Task details | Carry none of the pictures over; write out the complete data exactly.

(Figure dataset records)
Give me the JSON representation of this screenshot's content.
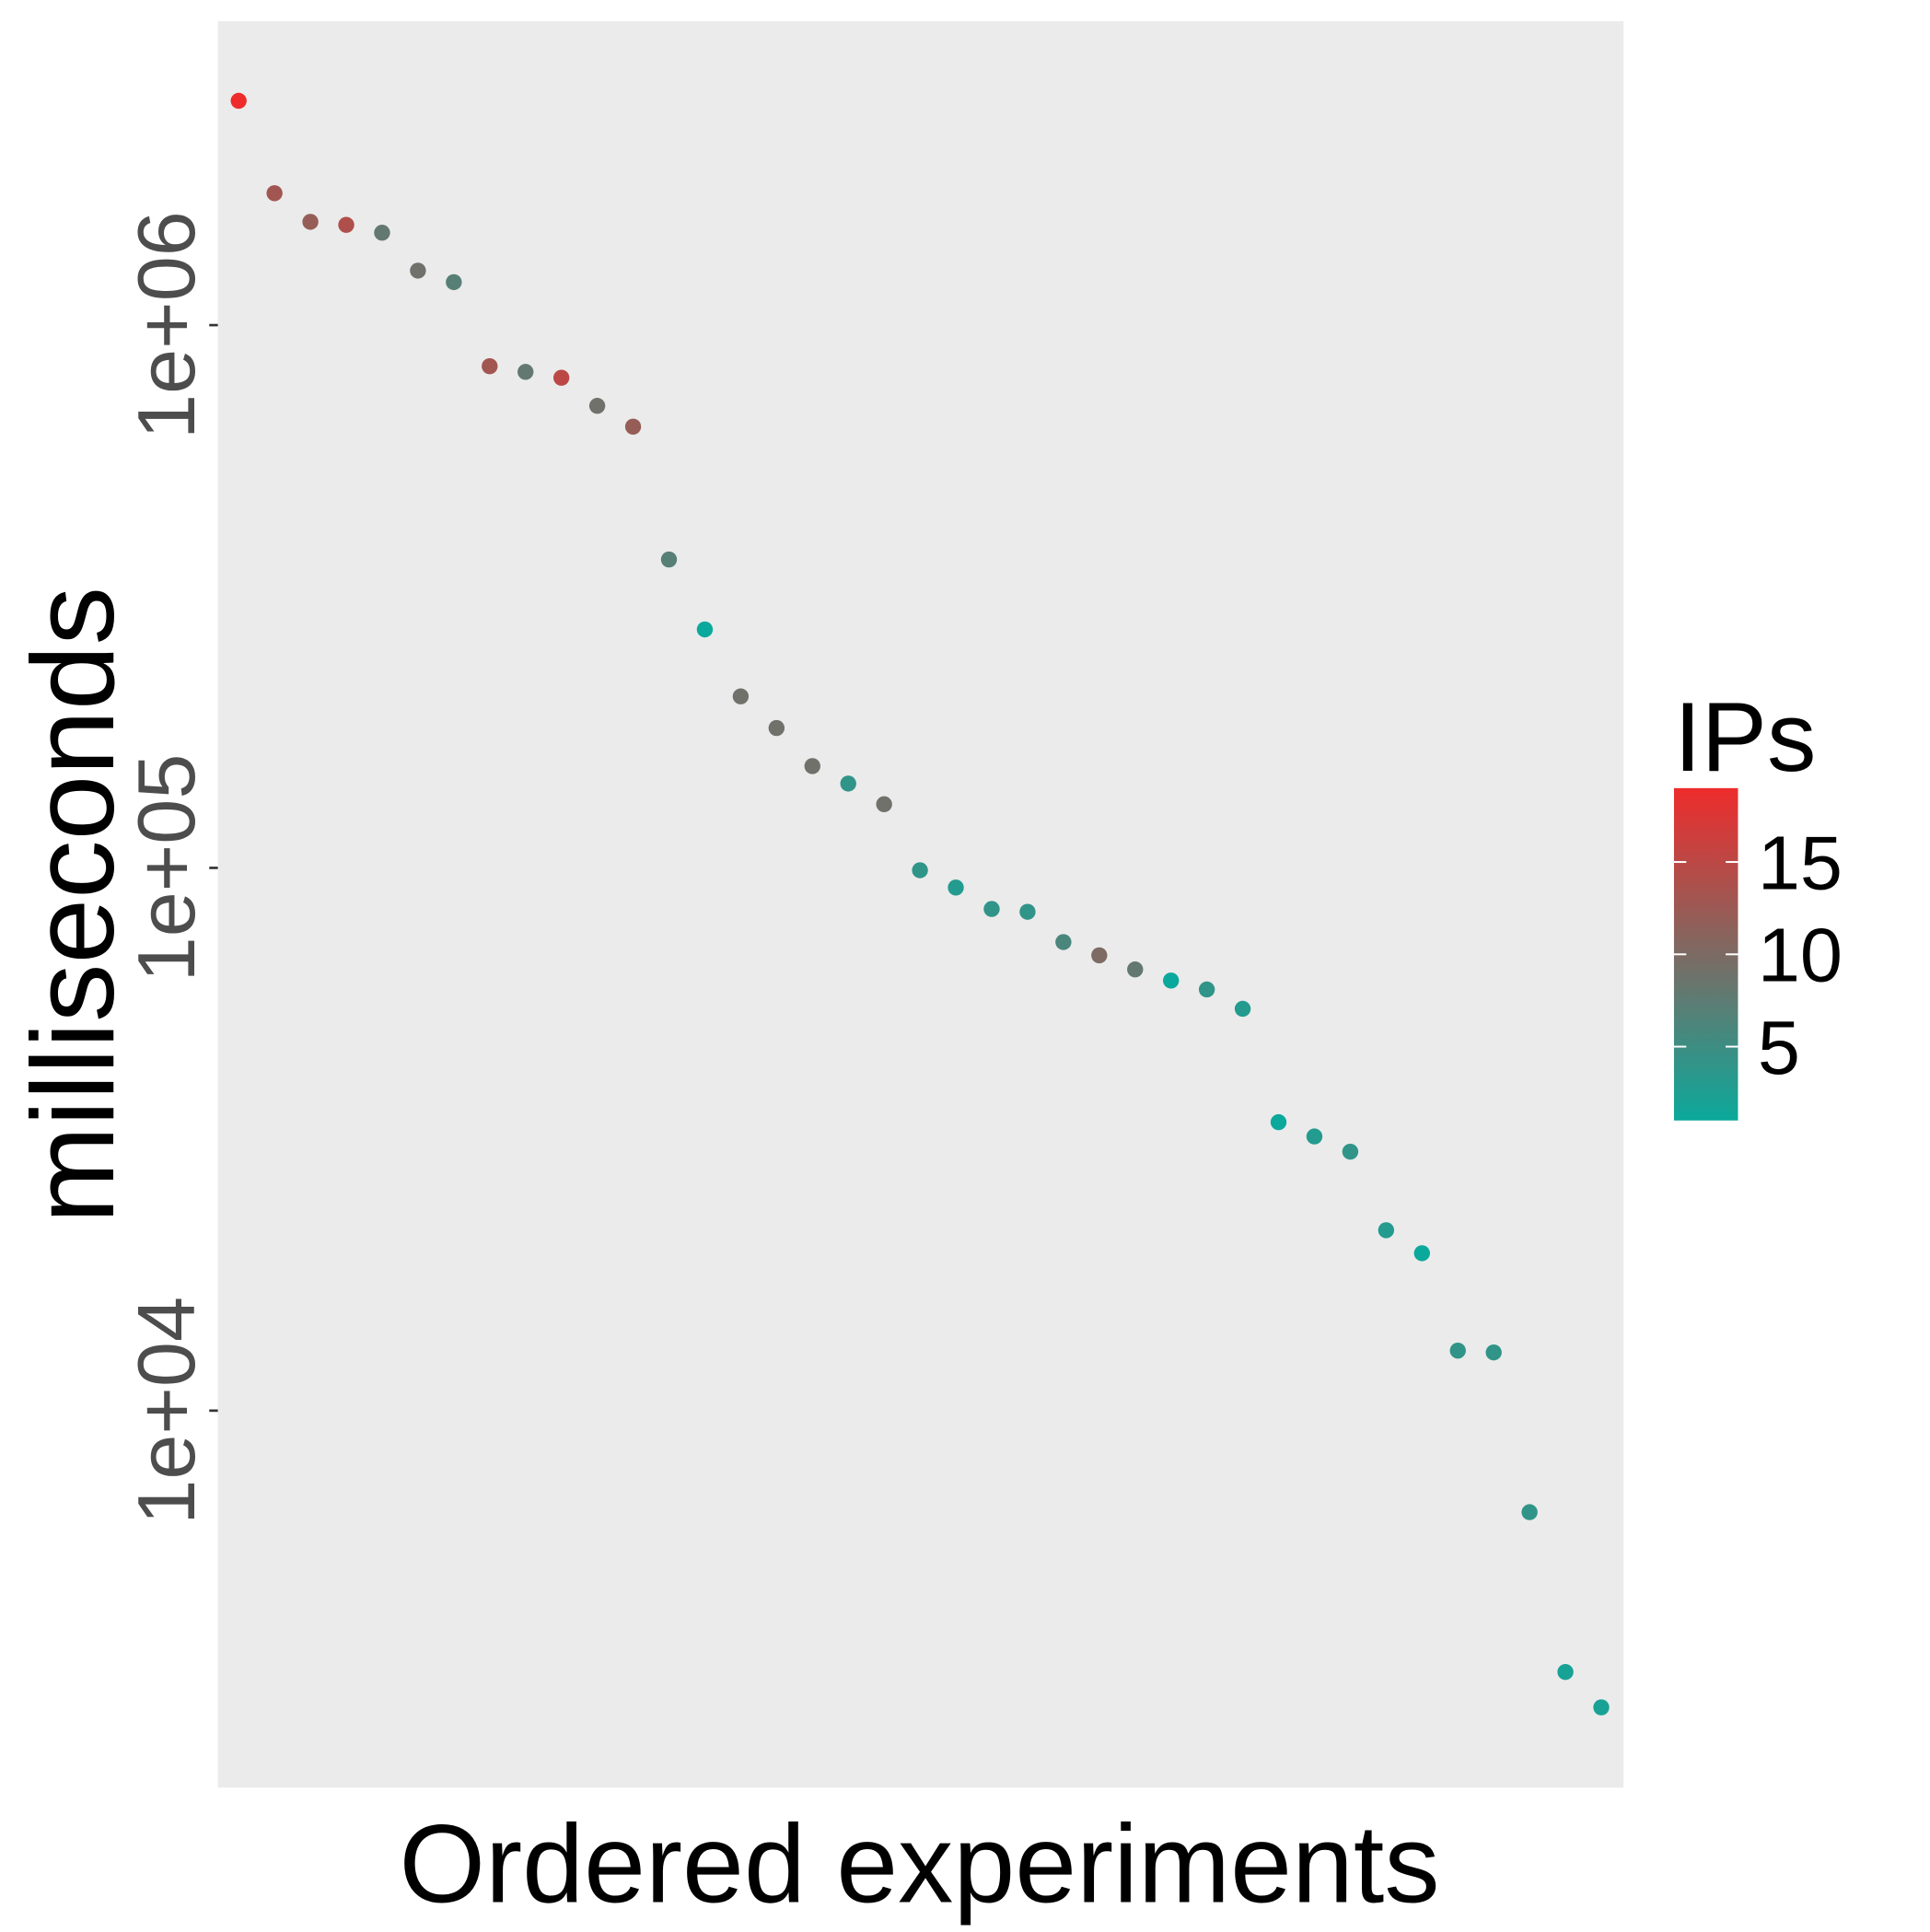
{
  "chart_data": {
    "type": "scatter",
    "xlabel": "Ordered experiments",
    "ylabel": "milliseconds",
    "x": [
      1,
      2,
      3,
      4,
      5,
      6,
      7,
      8,
      9,
      10,
      11,
      12,
      13,
      14,
      15,
      16,
      17,
      18,
      19,
      20,
      21,
      22,
      23,
      24,
      25,
      26,
      27,
      28,
      29,
      30,
      31,
      32,
      33,
      34,
      35,
      36,
      37,
      38,
      39
    ],
    "values": [
      2590000,
      1750000,
      1550000,
      1530000,
      1480000,
      1260000,
      1200000,
      840000,
      820000,
      800000,
      710000,
      650000,
      370000,
      275000,
      207000,
      181000,
      154000,
      143000,
      131000,
      99000,
      92000,
      84000,
      83000,
      73000,
      69000,
      65000,
      62000,
      59700,
      55000,
      34000,
      32000,
      30000,
      21500,
      19500,
      12900,
      12800,
      6500,
      3300,
      2840
    ],
    "color_values": [
      19,
      13,
      12,
      14,
      8,
      9,
      7,
      13,
      8,
      15,
      9,
      12,
      7,
      1,
      9,
      9,
      9,
      4,
      9,
      4,
      3,
      4,
      4,
      6,
      10,
      8,
      1,
      4,
      3,
      1,
      3,
      4,
      3,
      1,
      4,
      4,
      4,
      2,
      2
    ],
    "xlim": [
      0.42,
      39.62
    ],
    "ylim": [
      2020,
      3630000
    ],
    "log_y": true,
    "grid": false,
    "yticks": [
      {
        "value": 10000,
        "label": "1e+04"
      },
      {
        "value": 100000,
        "label": "1e+05"
      },
      {
        "value": 1000000,
        "label": "1e+06"
      }
    ],
    "colorbar": {
      "title": "IPs",
      "lim": [
        1,
        19
      ],
      "ticks": [
        5,
        10,
        15
      ],
      "low": "#0ba99b",
      "high": "#ee2c2c"
    }
  }
}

Response to the exercise |
Give me the JSON representation of this screenshot's content.
{
  "chart_data": {
    "type": "scatter",
    "xlabel": "Ordered experiments",
    "ylabel": "milliseconds",
    "x": [
      1,
      2,
      3,
      4,
      5,
      6,
      7,
      8,
      9,
      10,
      11,
      12,
      13,
      14,
      15,
      16,
      17,
      18,
      19,
      20,
      21,
      22,
      23,
      24,
      25,
      26,
      27,
      28,
      29,
      30,
      31,
      32,
      33,
      34,
      35,
      36,
      37,
      38,
      39
    ],
    "values": [
      2590000,
      1750000,
      1550000,
      1530000,
      1480000,
      1260000,
      1200000,
      840000,
      820000,
      800000,
      710000,
      650000,
      370000,
      275000,
      207000,
      181000,
      154000,
      143000,
      131000,
      99000,
      92000,
      84000,
      83000,
      73000,
      69000,
      65000,
      62000,
      59700,
      55000,
      34000,
      32000,
      30000,
      21500,
      19500,
      12900,
      12800,
      6500,
      3300,
      2840
    ],
    "color_values": [
      19,
      13,
      12,
      14,
      8,
      9,
      7,
      13,
      8,
      15,
      9,
      12,
      7,
      1,
      9,
      9,
      9,
      4,
      9,
      4,
      3,
      4,
      4,
      6,
      10,
      8,
      1,
      4,
      3,
      1,
      3,
      4,
      3,
      1,
      4,
      4,
      4,
      2,
      2
    ],
    "xlim": [
      0.42,
      39.62
    ],
    "ylim": [
      2020,
      3630000
    ],
    "log_y": true,
    "grid": false,
    "yticks": [
      {
        "value": 10000,
        "label": "1e+04"
      },
      {
        "value": 100000,
        "label": "1e+05"
      },
      {
        "value": 1000000,
        "label": "1e+06"
      }
    ],
    "colorbar": {
      "title": "IPs",
      "lim": [
        1,
        19
      ],
      "ticks": [
        5,
        10,
        15
      ],
      "low": "#0ba99b",
      "high": "#ee2c2c"
    }
  }
}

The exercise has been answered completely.